Omit every picture and write out the rest of the records exactly.
◆ ◆ ◆ ◆
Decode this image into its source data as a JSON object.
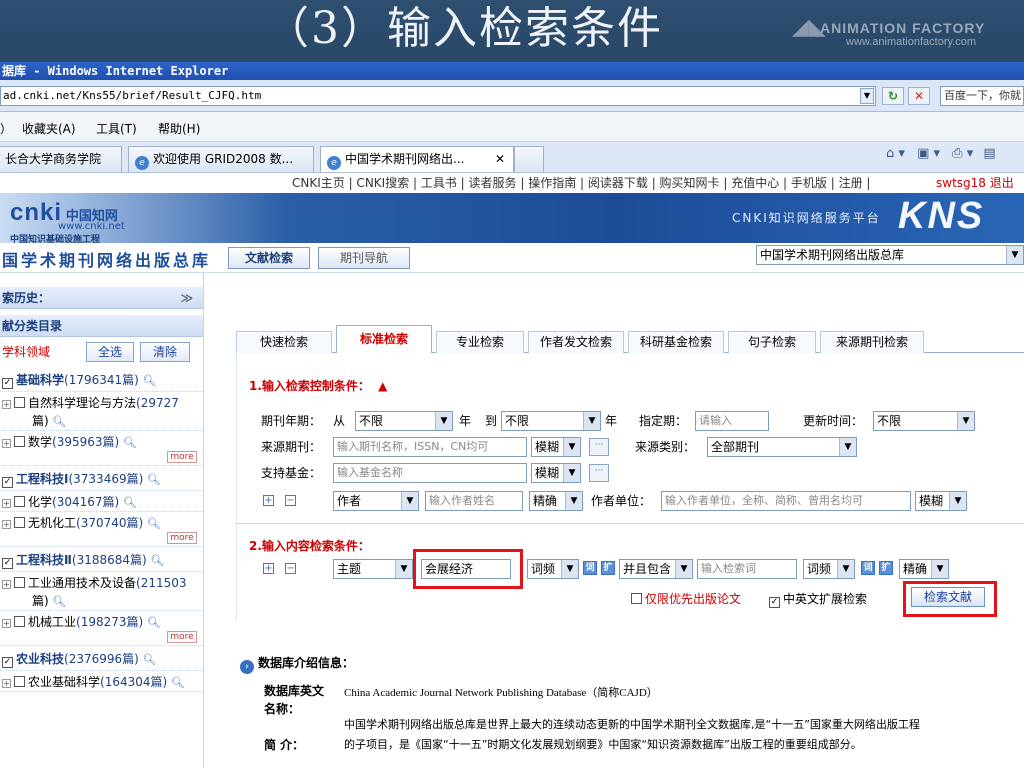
{
  "slide": {
    "title": "（3）输入检索条件",
    "logo_line1": "ANIMATION FACTORY",
    "logo_line2": "www.animationfactory.com"
  },
  "browser": {
    "window_title": "据库 - Windows Internet Explorer",
    "url": "ad.cnki.net/Kns55/brief/Result_CJFQ.htm",
    "search_placeholder": "百度一下，你就",
    "menu": [
      "）",
      "收藏夹(A)",
      "工具(T)",
      "帮助(H)"
    ],
    "tabs": [
      {
        "label": "长合大学商务学院"
      },
      {
        "label": "欢迎使用 GRID2008 数..."
      },
      {
        "label": "中国学术期刊网络出..."
      }
    ]
  },
  "topnav": {
    "links": "CNKI主页 | CNKI搜索 | 工具书 | 读者服务 | 操作指南 | 阅读器下载 | 购买知网卡 | 充值中心 | 手机版 | 注册 |",
    "user": "swtsg18  退出"
  },
  "banner": {
    "logo_main": "cnki",
    "logo_cn": "中国知网",
    "logo_url": "www.cnki.net",
    "logo_sub": "中国知识基础设施工程",
    "platform": "CNKI知识网络服务平台",
    "kns": "KNS"
  },
  "db": {
    "name": "国学术期刊网络出版总库",
    "tab_search": "文献检索",
    "tab_nav": "期刊导航",
    "selected_db": "中国学术期刊网络出版总库"
  },
  "sidebar": {
    "history": "索历史：",
    "catalog": "献分类目录",
    "field_label": "学科领域",
    "select_all": "全选",
    "clear": "清除",
    "more": "more",
    "cats": [
      {
        "type": "main",
        "name": "基础科学",
        "count": "(1796341篇)"
      },
      {
        "type": "sub",
        "name": "自然科学理论与方法",
        "count": "(29727",
        "cont": "篇)"
      },
      {
        "type": "sub",
        "name": "数学",
        "count": "(395963篇)",
        "more": true
      },
      {
        "type": "main",
        "name": "工程科技Ⅰ",
        "count": "(3733469篇)"
      },
      {
        "type": "sub",
        "name": "化学",
        "count": "(304167篇)"
      },
      {
        "type": "sub",
        "name": "无机化工",
        "count": "(370740篇)",
        "more": true
      },
      {
        "type": "main",
        "name": "工程科技Ⅱ",
        "count": "(3188684篇)"
      },
      {
        "type": "sub",
        "name": "工业通用技术及设备",
        "count": "(211503",
        "cont": "篇)"
      },
      {
        "type": "sub",
        "name": "机械工业",
        "count": "(198273篇)",
        "more": true
      },
      {
        "type": "main",
        "name": "农业科技",
        "count": "(2376996篇)"
      },
      {
        "type": "sub",
        "name": "农业基础科学",
        "count": "(164304篇)"
      }
    ]
  },
  "search_tabs": [
    "快速检索",
    "标准检索",
    "专业检索",
    "作者发文检索",
    "科研基金检索",
    "句子检索",
    "来源期刊检索"
  ],
  "control": {
    "title": "1.输入检索控制条件：",
    "year_label": "期刊年期：",
    "from": "从",
    "from_val": "不限",
    "year1": "年",
    "to": "到",
    "to_val": "不限",
    "year2": "年",
    "period_label": "指定期：",
    "period_ph": "请输入",
    "update_label": "更新时间：",
    "update_val": "不限",
    "source_label": "来源期刊：",
    "source_ph": "输入期刊名称，ISSN，CN均可",
    "fuzzy": "模糊",
    "source_type_label": "来源类别：",
    "source_type_val": "全部期刊",
    "fund_label": "支持基金：",
    "fund_ph": "输入基金名称",
    "author_field": "作者",
    "author_ph": "输入作者姓名",
    "exact": "精确",
    "unit_label": "作者单位：",
    "unit_ph": "输入作者单位，全称、简称、曾用名均可",
    "dots": "···"
  },
  "content": {
    "title": "2.输入内容检索条件：",
    "field": "主题",
    "keyword": "会展经济",
    "freq": "词频",
    "logic": "并且包含",
    "keyword2_ph": "输入检索词",
    "freq2": "词频",
    "match": "精确",
    "opt1": "仅限优先出版论文",
    "opt2": "中英文扩展检索",
    "search_btn": "检索文献"
  },
  "intro": {
    "title": "数据库介绍信息：",
    "en_label_1": "数据库英文",
    "en_label_2": "名称：",
    "en_value": "China Academic Journal Network Publishing Database（简称CAJD）",
    "desc_label": "简  介：",
    "desc_1": "中国学术期刊网络出版总库是世界上最大的连续动态更新的中国学术期刊全文数据库,是“十一五”国家重大网络出版工程",
    "desc_2": "的子项目，是《国家“十一五”时期文化发展规划纲要》中国家“知识资源数据库”出版工程的重要组成部分。"
  }
}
◆ ◆ ◆ ◆
## RESPONSE TO THE TASK
Decode this image into its source data as a JSON object.
{
  "slide": {
    "title": "（3）输入检索条件",
    "logo_line1": "ANIMATION FACTORY",
    "logo_line2": "www.animationfactory.com"
  },
  "browser": {
    "window_title": "据库 - Windows Internet Explorer",
    "url": "ad.cnki.net/Kns55/brief/Result_CJFQ.htm",
    "search_placeholder": "百度一下，你就",
    "menu": [
      "）",
      "收藏夹(A)",
      "工具(T)",
      "帮助(H)"
    ],
    "tabs": [
      {
        "label": "长合大学商务学院"
      },
      {
        "label": "欢迎使用 GRID2008 数..."
      },
      {
        "label": "中国学术期刊网络出..."
      }
    ]
  },
  "topnav": {
    "links": "CNKI主页 | CNKI搜索 | 工具书 | 读者服务 | 操作指南 | 阅读器下载 | 购买知网卡 | 充值中心 | 手机版 | 注册 |",
    "user": "swtsg18  退出"
  },
  "banner": {
    "logo_main": "cnki",
    "logo_cn": "中国知网",
    "logo_url": "www.cnki.net",
    "logo_sub": "中国知识基础设施工程",
    "platform": "CNKI知识网络服务平台",
    "kns": "KNS"
  },
  "db": {
    "name": "国学术期刊网络出版总库",
    "tab_search": "文献检索",
    "tab_nav": "期刊导航",
    "selected_db": "中国学术期刊网络出版总库"
  },
  "sidebar": {
    "history": "索历史：",
    "catalog": "献分类目录",
    "field_label": "学科领域",
    "select_all": "全选",
    "clear": "清除",
    "more": "more",
    "cats": [
      {
        "type": "main",
        "name": "基础科学",
        "count": "(1796341篇)"
      },
      {
        "type": "sub",
        "name": "自然科学理论与方法",
        "count": "(29727",
        "cont": "篇)"
      },
      {
        "type": "sub",
        "name": "数学",
        "count": "(395963篇)",
        "more": true
      },
      {
        "type": "main",
        "name": "工程科技Ⅰ",
        "count": "(3733469篇)"
      },
      {
        "type": "sub",
        "name": "化学",
        "count": "(304167篇)"
      },
      {
        "type": "sub",
        "name": "无机化工",
        "count": "(370740篇)",
        "more": true
      },
      {
        "type": "main",
        "name": "工程科技Ⅱ",
        "count": "(3188684篇)"
      },
      {
        "type": "sub",
        "name": "工业通用技术及设备",
        "count": "(211503",
        "cont": "篇)"
      },
      {
        "type": "sub",
        "name": "机械工业",
        "count": "(198273篇)",
        "more": true
      },
      {
        "type": "main",
        "name": "农业科技",
        "count": "(2376996篇)"
      },
      {
        "type": "sub",
        "name": "农业基础科学",
        "count": "(164304篇)"
      }
    ]
  },
  "search_tabs": [
    "快速检索",
    "标准检索",
    "专业检索",
    "作者发文检索",
    "科研基金检索",
    "句子检索",
    "来源期刊检索"
  ],
  "control": {
    "title": "1.输入检索控制条件：",
    "year_label": "期刊年期：",
    "from": "从",
    "from_val": "不限",
    "year1": "年",
    "to": "到",
    "to_val": "不限",
    "year2": "年",
    "period_label": "指定期：",
    "period_ph": "请输入",
    "update_label": "更新时间：",
    "update_val": "不限",
    "source_label": "来源期刊：",
    "source_ph": "输入期刊名称，ISSN，CN均可",
    "fuzzy": "模糊",
    "source_type_label": "来源类别：",
    "source_type_val": "全部期刊",
    "fund_label": "支持基金：",
    "fund_ph": "输入基金名称",
    "author_field": "作者",
    "author_ph": "输入作者姓名",
    "exact": "精确",
    "unit_label": "作者单位：",
    "unit_ph": "输入作者单位，全称、简称、曾用名均可",
    "dots": "···"
  },
  "content": {
    "title": "2.输入内容检索条件：",
    "field": "主题",
    "keyword": "会展经济",
    "freq": "词频",
    "logic": "并且包含",
    "keyword2_ph": "输入检索词",
    "freq2": "词频",
    "match": "精确",
    "opt1": "仅限优先出版论文",
    "opt2": "中英文扩展检索",
    "search_btn": "检索文献"
  },
  "intro": {
    "title": "数据库介绍信息：",
    "en_label_1": "数据库英文",
    "en_label_2": "名称：",
    "en_value": "China Academic Journal Network Publishing Database（简称CAJD）",
    "desc_label": "简  介：",
    "desc_1": "中国学术期刊网络出版总库是世界上最大的连续动态更新的中国学术期刊全文数据库,是“十一五”国家重大网络出版工程",
    "desc_2": "的子项目，是《国家“十一五”时期文化发展规划纲要》中国家“知识资源数据库”出版工程的重要组成部分。"
  }
}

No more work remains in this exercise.